**CHALLENGE**. Transcribe the entries that follow exactly as they appear, minus pictures.

[Recorded data]
--- BEGIN ---

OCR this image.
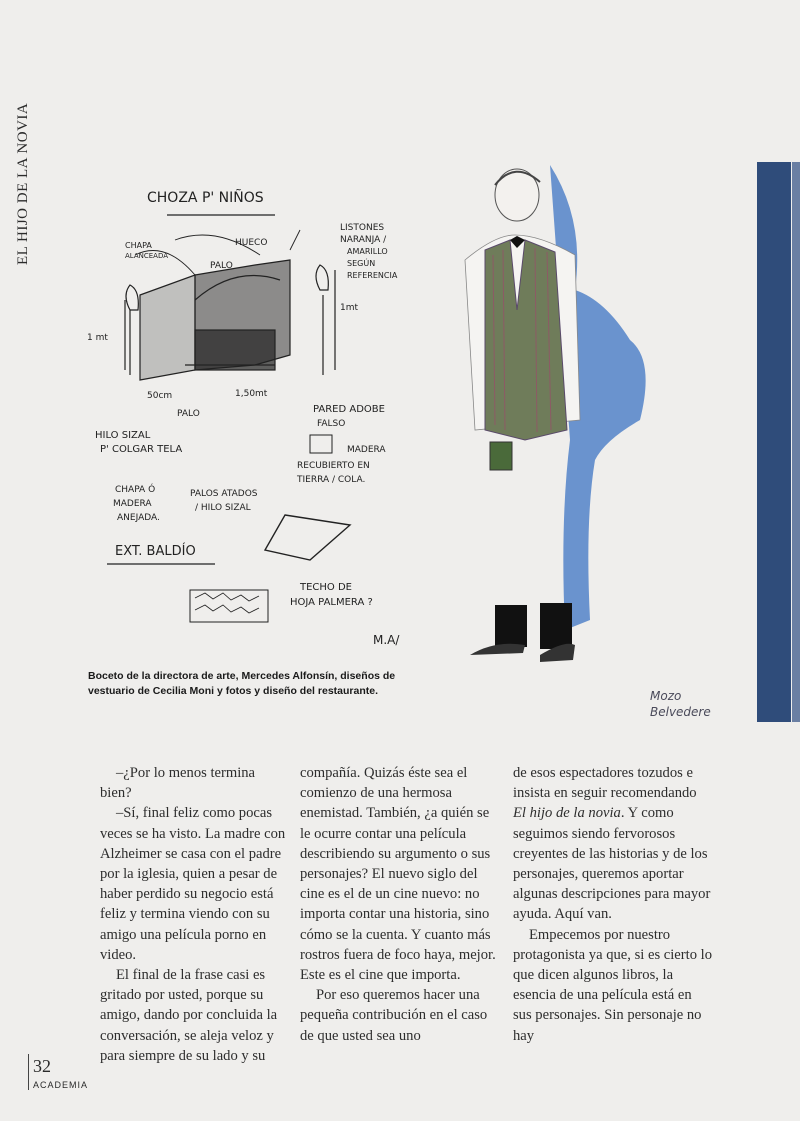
EL HIJO DE LA NOVIA	CHOZA P' NIÑOS
CHAPA
ALANCEADA
HUECO
PALO
LISTONES
NARANJA /
AMARILLO
SEGÚN
REFERENCIA
1 mt
1mt
50cm	1,50mt
PALO
HILO SIZAL
P' COLGAR TELA
PARED ADOBE
FALSO
MADERA
RECUBIERTO EN
TIERRA / COLA.
CHAPA Ó
MADERA
ANEJADA.
PALOS ATADOS
/ HILO SIZAL
EXT. BALDÍO
TECHO DE
HOJA PALMERA ?
M.A/
Mozo
Belvedere
Boceto de la directora de arte, Mercedes Alfonsín, diseños de vestuario de Cecilia Moni y fotos y diseño del restaurante.

–¿Por lo menos termina bien?

–Sí, final feliz como pocas veces se ha visto. La madre con Alzheimer se casa con el padre por la iglesia, quien a pesar de haber perdido su negocio está feliz y termina viendo con su amigo una película porno en video.

El final de la frase casi es gritado por usted, porque su amigo, dando por concluida la conversación, se aleja veloz y para siempre de su lado y su

compañía. Quizás éste sea el comienzo de una hermosa enemistad. También, ¿a quién se le ocurre contar una película describiendo su argumento o sus personajes? El nuevo siglo del cine es el de un cine nuevo: no importa contar una historia, sino cómo se la cuenta. Y cuanto más rostros fuera de foco haya, mejor. Este es el cine que importa.

Por eso queremos hacer una pequeña contribución en el caso de que usted sea uno

de esos espectadores tozudos e insista en seguir recomendando El hijo de la novia. Y como seguimos siendo fervorosos creyentes de las historias y de los personajes, queremos aportar algunas descripciones para mayor ayuda. Aquí van.

Empecemos por nuestro protagonista ya que, si es cierto lo que dicen algunos libros, la esencia de una película está en sus personajes. Sin personaje no hay

32
ACADEMIA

--- END ---

**ANSWER IN FULL**.
OCR this image.
EL HIJO DE LA NOVIA	CHOZA P' NIÑOS
CHAPA
ALANCEADA
HUECO
PALO
LISTONES
NARANJA /
AMARILLO
SEGÚN
REFERENCIA
1 mt
1mt
50cm	1,50mt
PALO
HILO SIZAL
P' COLGAR TELA
PARED ADOBE
FALSO
MADERA
RECUBIERTO EN
TIERRA / COLA.
CHAPA Ó
MADERA
ANEJADA.
PALOS ATADOS
/ HILO SIZAL
EXT. BALDÍO
TECHO DE
HOJA PALMERA ?
M.A/
Mozo
Belvedere
Boceto de la directora de arte, Mercedes Alfonsín, diseños de vestuario de Cecilia Moni y fotos y diseño del restaurante.

–¿Por lo menos termina bien?

–Sí, final feliz como pocas veces se ha visto. La madre con Alzheimer se casa con el padre por la iglesia, quien a pesar de haber perdido su negocio está feliz y termina viendo con su amigo una película porno en video.

El final de la frase casi es gritado por usted, porque su amigo, dando por concluida la conversación, se aleja veloz y para siempre de su lado y su

compañía. Quizás éste sea el comienzo de una hermosa enemistad. También, ¿a quién se le ocurre contar una película describiendo su argumento o sus personajes? El nuevo siglo del cine es el de un cine nuevo: no importa contar una historia, sino cómo se la cuenta. Y cuanto más rostros fuera de foco haya, mejor. Este es el cine que importa.

Por eso queremos hacer una pequeña contribución en el caso de que usted sea uno

de esos espectadores tozudos e insista en seguir recomendando El hijo de la novia. Y como seguimos siendo fervorosos creyentes de las historias y de los personajes, queremos aportar algunas descripciones para mayor ayuda. Aquí van.

Empecemos por nuestro protagonista ya que, si es cierto lo que dicen algunos libros, la esencia de una película está en sus personajes. Sin personaje no hay

32
ACADEMIA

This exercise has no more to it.